(Kaynak metin)
:::
Milli Eğitim Şurası geç kaldı
Abone olBağımsız Eğitimciler Sendikası Genel Başkanı Gürkan Avcı şuranın geç toplanmasını eleştirdi
17 Milli Eğitim Şurası üyesi ve Bağımsız Eğitimciler Sendikası
Genel Başkanı Gürkan AVCI, yaptığı basın açıklamasında; Milli
Eğitim Bakanlığı’nın eğitim sistemimizde büyük değişiklikler
yaptığını ve yapmaya devam ettiğini oysa ki geleneksel olarak bu
tür değişiklikler yapılmadan önce Milli Eğitim Şuraları’nın
toplanıp eğitimcilerin, bilim adamlarının, basından ve ilgili
kurumların temsilcilerinden görüşler alınarak, tartışılarak ve kamu
oyu yaratıldıktan sonra değişikliklere gidildiğini belirterek şöyle
konuştu;
MİLLİ EĞİTİM ŞURASI DAHA ERKEN TOPLANMALIYDI!
AVCI, şöyle kaydetti; Son 4 yıl içinde eğitim sistemimizde çok
değişik konularda köklü değişiklikler yapılmıştır. Sayın Bakanın
açıklamalarına göre 2007 yılında zorunlu eğitim 12 yıla çıkacaktır.
:::
(Kaynak satırlar)
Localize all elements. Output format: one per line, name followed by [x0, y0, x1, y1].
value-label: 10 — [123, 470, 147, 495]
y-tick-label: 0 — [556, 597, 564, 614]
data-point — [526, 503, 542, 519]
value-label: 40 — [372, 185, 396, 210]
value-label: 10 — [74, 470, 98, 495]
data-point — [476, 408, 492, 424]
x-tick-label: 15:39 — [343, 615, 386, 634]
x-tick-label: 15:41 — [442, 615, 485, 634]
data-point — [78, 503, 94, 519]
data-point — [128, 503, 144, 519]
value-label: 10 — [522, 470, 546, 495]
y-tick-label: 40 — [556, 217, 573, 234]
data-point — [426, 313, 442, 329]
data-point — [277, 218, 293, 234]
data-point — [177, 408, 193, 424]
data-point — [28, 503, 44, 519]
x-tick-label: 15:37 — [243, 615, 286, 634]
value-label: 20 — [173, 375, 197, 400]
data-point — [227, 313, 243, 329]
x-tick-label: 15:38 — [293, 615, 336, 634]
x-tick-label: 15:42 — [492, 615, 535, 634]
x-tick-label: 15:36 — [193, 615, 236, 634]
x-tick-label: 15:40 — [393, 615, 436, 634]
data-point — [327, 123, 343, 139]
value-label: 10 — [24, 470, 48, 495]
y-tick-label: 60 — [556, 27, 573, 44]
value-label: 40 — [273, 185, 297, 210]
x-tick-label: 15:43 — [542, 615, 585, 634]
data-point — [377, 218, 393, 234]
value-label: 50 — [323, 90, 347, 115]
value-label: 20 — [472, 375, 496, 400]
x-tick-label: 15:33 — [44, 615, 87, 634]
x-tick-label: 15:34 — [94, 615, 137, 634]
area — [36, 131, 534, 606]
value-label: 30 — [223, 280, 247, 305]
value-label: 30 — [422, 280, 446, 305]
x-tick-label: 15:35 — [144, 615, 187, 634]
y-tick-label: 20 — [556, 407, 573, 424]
:::
(Görevler)
A: Kaynak satırların ilkinden başlayıp "data-point — [128, 503, 144, 519]" geçen satırdan sonra durun ve bu satırları aynen aktarın.
B: Milli Eğitim Şurası üzerine olan metni bittiği yerden devam ettirin.
Metin ile satırlar birbirinden bağımsızdır.

(Sıralı yanıtlar)
A:
Localize all elements. Output format: one per line, name followed by [x0, y0, x1, y1].
value-label: 10 — [123, 470, 147, 495]
y-tick-label: 0 — [556, 597, 564, 614]
data-point — [526, 503, 542, 519]
value-label: 40 — [372, 185, 396, 210]
value-label: 10 — [74, 470, 98, 495]
data-point — [476, 408, 492, 424]
x-tick-label: 15:39 — [343, 615, 386, 634]
x-tick-label: 15:41 — [442, 615, 485, 634]
data-point — [78, 503, 94, 519]
data-point — [128, 503, 144, 519]

B:
Yapılan protokole göre Sağlık Eğitim Merkezleri Sağlık Bakanlığına
devredilmiştir. Buna karşılık 300 kadar Sağlık Meslek Lisesi Mili
Eğitim Bakanlığına verilmiştir. Kanımca Sağlık Meslek Liselerinden
Sağlık Bakanlığı kurtulmak istemiştir. Sağlık Bakanlığı ve diğer
bazı bakanlıklar bu liseleri Milli Eğitim Bakanlığına devrederek
büyük bir dertten, külfetten ve sorumluluktan kurtulmak
istemişlerdir. MEB 330 adet Sağlık Meslek Lisesini, Adalet Meslek
Lisesini, Ziraat Meslek Lisesini, Meteoroloji Meslek Lisesini v.b
alıp ne yapacaktır? Sağlık, Adalet, Maliye ve Tarım Bakanlıklarının
onayı olmadan bu okul mezunlarının istihdamı mümkün değildir.
Öğretmen okullarını öğretmen liselerine çevirdiğimiz gibi Sağlık
Meslek Liselerini de Sağlık Liselerine çevirip parasız yatılı
okullar grubuna mı sokacağız ki soktukda. İşsiz 40 bin hemşire bir
o kadar da sağlık lisesi mezunu varken diğer bakanlıklara bağlı
meslek lisesi mezunlarının durumu da aynı iken...
Bu protokolle 800 bin eğitimcinin tek meslek hastalıkları hastanesi
olma özelliğini taşıyan Validebağ öğretmen hastanesi de
devredilmiştir. Validebağ öğretmen hastanesi 354.000m² lik kampusü
içinde; öğretmen huzurevi, izci evi, kültür merkezi, öğretmen evi,
müzesi ve meslek lisesi bulunan çok güzide bir hastanedir. Sağlık
Bakanlığının gücü bir tek Milli Eğitim Bakanlığına mı
yetmektedir?
MEB’na bağlı 104 Sağlık Eğitim Merkezlerinin İllerde sağlık
planlanması, sağlık taraması ve sağlık eğitimi yapmak dışında tüm
eğitim çalışanlarına sağlık ve tedavi hizmetleri vermekteydi.
Sağlık Eğitim Merkezlerinin Sağlık Bakanlığına devriyle bu
görevleri Sağlık Ocaklarının yerine getirmesi mümkün değildir.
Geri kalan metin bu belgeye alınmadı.